──────── DATA PROVIDED ────────
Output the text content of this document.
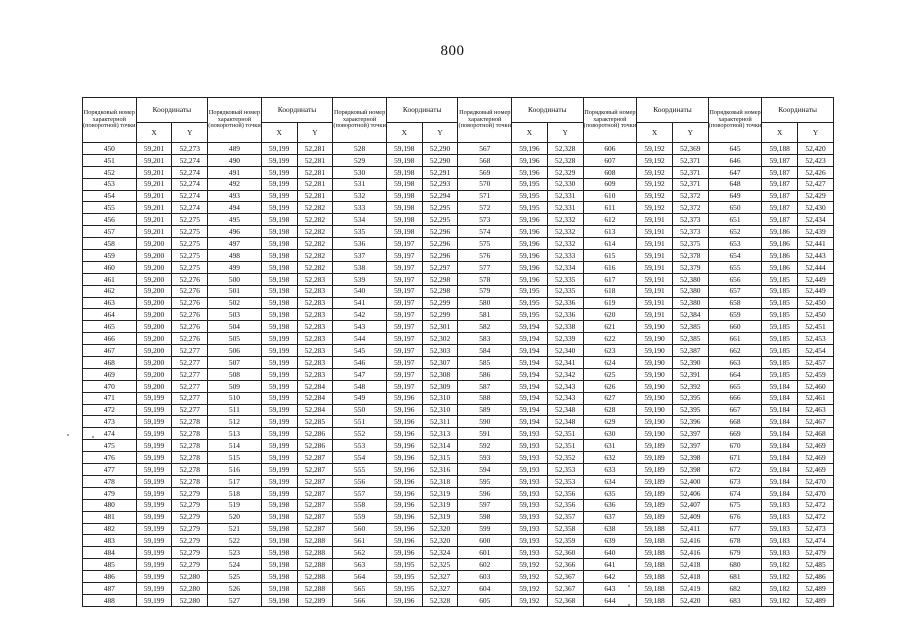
800
Порядковый номер характерной (поворотной) точки	Координаты		Порядковый номер характерной (поворотной) точки	Координаты		Порядковый номер характерной (поворотной) точки	Координаты		Порядковый номер характерной (поворотной) точки	Координаты		Порядковый номер характерной (поворотной) точки	Координаты		Порядковый номер характерной (поворотной) точки	Координаты	
	X	Y		X	Y		X	Y		X	Y		X	Y		X	Y
450	59,201	52,273	489	59,199	52,281	528	59,198	52,290	567	59,196	52,328	606	59,192	52,369	645	59,188	52,420
451	59,201	52,274	490	59,199	52,281	529	59,198	52,290	568	59,196	52,328	607	59,192	52,371	646	59,187	52,423
452	59,201	52,274	491	59,199	52,281	530	59,198	52,291	569	59,196	52,329	608	59,192	52,371	647	59,187	52,426
453	59,201	52,274	492	59,199	52,281	531	59,198	52,293	570	59,195	52,330	609	59,192	52,371	648	59,187	52,427
454	59,201	52,274	493	59,199	52,281	532	59,198	52,294	571	59,195	52,331	610	59,192	52,372	649	59,187	52,429
455	59,201	52,274	494	59,199	52,282	533	59,198	52,295	572	59,195	52,331	611	59,192	52,372	650	59,187	52,430
456	59,201	52,275	495	59,198	52,282	534	59,198	52,295	573	59,196	52,332	612	59,191	52,373	651	59,187	52,434
457	59,201	52,275	496	59,198	52,282	535	59,198	52,296	574	59,196	52,332	613	59,191	52,373	652	59,186	52,439
458	59,200	52,275	497	59,198	52,282	536	59,197	52,296	575	59,196	52,332	614	59,191	52,375	653	59,186	52,441
459	59,200	52,275	498	59,198	52,282	537	59,197	52,296	576	59,196	52,333	615	59,191	52,378	654	59,186	52,443
460	59,200	52,275	499	59,198	52,282	538	59,197	52,297	577	59,196	52,334	616	59,191	52,379	655	59,186	52,444
461	59,200	52,276	500	59,198	52,283	539	59,197	52,298	578	59,196	52,335	617	59,191	52,380	656	59,185	52,449
462	59,200	52,276	501	59,198	52,283	540	59,197	52,298	579	59,195	52,335	618	59,191	52,380	657	59,185	52,449
463	59,200	52,276	502	59,198	52,283	541	59,197	52,299	580	59,195	52,336	619	59,191	52,380	658	59,185	52,450
464	59,200	52,276	503	59,198	52,283	542	59,197	52,299	581	59,195	52,336	620	59,191	52,384	659	59,185	52,450
465	59,200	52,276	504	59,198	52,283	543	59,197	52,301	582	59,194	52,338	621	59,190	52,385	660	59,185	52,451
466	59,200	52,276	505	59,199	52,283	544	59,197	52,302	583	59,194	52,339	622	59,190	52,385	661	59,185	52,453
467	59,200	52,277	506	59,199	52,283	545	59,197	52,303	584	59,194	52,340	623	59,190	52,387	662	59,185	52,454
468	59,200	52,277	507	59,199	52,283	546	59,197	52,307	585	59,194	52,341	624	59,190	52,390	663	59,185	52,457
469	59,200	52,277	508	59,199	52,283	547	59,197	52,308	586	59,194	52,342	625	59,190	52,391	664	59,185	52,459
470	59,200	52,277	509	59,199	52,284	548	59,197	52,309	587	59,194	52,343	626	59,190	52,392	665	59,184	52,460
471	59,199	52,277	510	59,199	52,284	549	59,196	52,310	588	59,194	52,343	627	59,190	52,395	666	59,184	52,461
472	59,199	52,277	511	59,199	52,284	550	59,196	52,310	589	59,194	52,348	628	59,190	52,395	667	59,184	52,463
473	59,199	52,278	512	59,199	52,285	551	59,196	52,311	590	59,194	52,348	629	59,190	52,396	668	59,184	52,467
474	59,199	52,278	513	59,199	52,286	552	59,196	52,313	591	59,193	52,351	630	59,190	52,397	669	59,184	52,468
475	59,199	52,278	514	59,199	52,286	553	59,196	52,314	592	59,193	52,351	631	59,189	52,397	670	59,184	52,469
476	59,199	52,278	515	59,199	52,287	554	59,196	52,315	593	59,193	52,352	632	59,189	52,398	671	59,184	52,469
477	59,199	52,278	516	59,199	52,287	555	59,196	52,316	594	59,193	52,353	633	59,189	52,398	672	59,184	52,469
478	59,199	52,278	517	59,199	52,287	556	59,196	52,318	595	59,193	52,353	634	59,189	52,400	673	59,184	52,470
479	59,199	52,279	518	59,199	52,287	557	59,196	52,319	596	59,193	52,356	635	59,189	52,406	674	59,184	52,470
480	59,199	52,279	519	59,198	52,287	558	59,196	52,319	597	59,193	52,356	636	59,189	52,407	675	59,183	52,472
481	59,199	52,279	520	59,198	52,287	559	59,196	52,319	598	59,193	52,357	637	59,189	52,409	676	59,183	52,472
482	59,199	52,279	521	59,198	52,287	560	59,196	52,320	599	59,193	52,358	638	59,188	52,411	677	59,183	52,473
483	59,199	52,279	522	59,198	52,288	561	59,196	52,320	600	59,193	52,359	639	59,188	52,416	678	59,183	52,474
484	59,199	52,279	523	59,198	52,288	562	59,196	52,324	601	59,193	52,360	640	59,188	52,416	679	59,183	52,479
485	59,199	52,279	524	59,198	52,288	563	59,195	52,325	602	59,192	52,366	641	59,188	52,418	680	59,182	52,485
486	59,199	52,280	525	59,198	52,288	564	59,195	52,327	603	59,192	52,367	642	59,188	52,418	681	59,182	52,486
487	59,199	52,280	526	59,198	52,288	565	59,195	52,327	604	59,192	52,367	643	59,188	52,419	682	59,182	52,489
488	59,199	52,280	527	59,198	52,289	566	59,196	52,328	605	59,192	52,368	644	59,188	52,420	683	59,182	52,489
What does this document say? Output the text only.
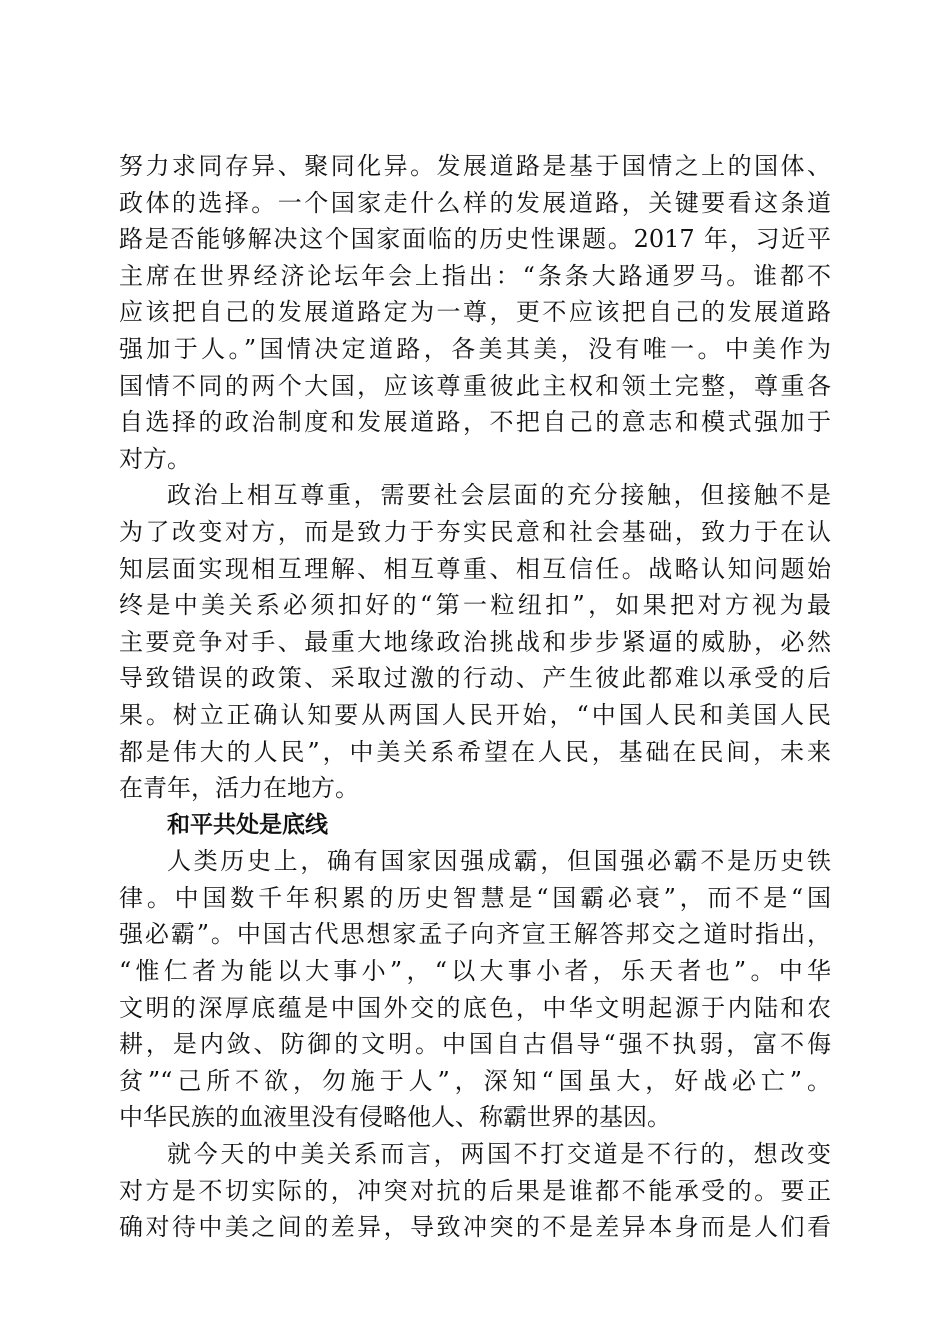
努力求同存异、聚同化异。发展道路是基于国情之上的国体、
政体的选择。一个国家走什么样的发展道路，关键要看这条道
路是否能够解决这个国家面临的历史性课题。2017 年，习近平
主席在世界经济论坛年会上指出：“条条大路通罗马。谁都不
应该把自己的发展道路定为一尊，更不应该把自己的发展道路
强加于人。”国情决定道路，各美其美，没有唯一。中美作为
国情不同的两个大国，应该尊重彼此主权和领土完整，尊重各
自选择的政治制度和发展道路，不把自己的意志和模式强加于
对方。
政治上相互尊重，需要社会层面的充分接触，但接触不是
为了改变对方，而是致力于夯实民意和社会基础，致力于在认
知层面实现相互理解、相互尊重、相互信任。战略认知问题始
终是中美关系必须扣好的“第一粒纽扣”，如果把对方视为最
主要竞争对手、最重大地缘政治挑战和步步紧逼的威胁，必然
导致错误的政策、采取过激的行动、产生彼此都难以承受的后
果。树立正确认知要从两国人民开始，“中国人民和美国人民
都是伟大的人民”，中美关系希望在人民，基础在民间，未来
在青年，活力在地方。
和平共处是底线
人类历史上，确有国家因强成霸，但国强必霸不是历史铁
律。中国数千年积累的历史智慧是“国霸必衰”，而不是“国
强必霸”。中国古代思想家孟子向齐宣王解答邦交之道时指出，
“惟仁者为能以大事小”，“以大事小者，乐天者也”。中华
文明的深厚底蕴是中国外交的底色，中华文明起源于内陆和农
耕，是内敛、防御的文明。中国自古倡导“强不执弱，富不侮
贫”“己所不欲，勿施于人”，深知“国虽大，好战必亡”。
中华民族的血液里没有侵略他人、称霸世界的基因。
就今天的中美关系而言，两国不打交道是不行的，想改变
对方是不切实际的，冲突对抗的后果是谁都不能承受的。要正
确对待中美之间的差异，导致冲突的不是差异本身而是人们看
────────
GOAL OF THE EXERCISE >>
Exactly the lines from the line containing "What does this" through the last line of the entries above are to be quoted, both included, and nothing else. Pictures are left out.

COMPLETE RESPONSE >>
What does this document say? Output the text only.
努力求同存异、聚同化异。发展道路是基于国情之上的国体、
政体的选择。一个国家走什么样的发展道路，关键要看这条道
路是否能够解决这个国家面临的历史性课题。2017 年，习近平
主席在世界经济论坛年会上指出：“条条大路通罗马。谁都不
应该把自己的发展道路定为一尊，更不应该把自己的发展道路
强加于人。”国情决定道路，各美其美，没有唯一。中美作为
国情不同的两个大国，应该尊重彼此主权和领土完整，尊重各
自选择的政治制度和发展道路，不把自己的意志和模式强加于
对方。
政治上相互尊重，需要社会层面的充分接触，但接触不是
为了改变对方，而是致力于夯实民意和社会基础，致力于在认
知层面实现相互理解、相互尊重、相互信任。战略认知问题始
终是中美关系必须扣好的“第一粒纽扣”，如果把对方视为最
主要竞争对手、最重大地缘政治挑战和步步紧逼的威胁，必然
导致错误的政策、采取过激的行动、产生彼此都难以承受的后
果。树立正确认知要从两国人民开始，“中国人民和美国人民
都是伟大的人民”，中美关系希望在人民，基础在民间，未来
在青年，活力在地方。
和平共处是底线
人类历史上，确有国家因强成霸，但国强必霸不是历史铁
律。中国数千年积累的历史智慧是“国霸必衰”，而不是“国
强必霸”。中国古代思想家孟子向齐宣王解答邦交之道时指出，
“惟仁者为能以大事小”，“以大事小者，乐天者也”。中华
文明的深厚底蕴是中国外交的底色，中华文明起源于内陆和农
耕，是内敛、防御的文明。中国自古倡导“强不执弱，富不侮
贫”“己所不欲，勿施于人”，深知“国虽大，好战必亡”。
中华民族的血液里没有侵略他人、称霸世界的基因。
就今天的中美关系而言，两国不打交道是不行的，想改变
对方是不切实际的，冲突对抗的后果是谁都不能承受的。要正
确对待中美之间的差异，导致冲突的不是差异本身而是人们看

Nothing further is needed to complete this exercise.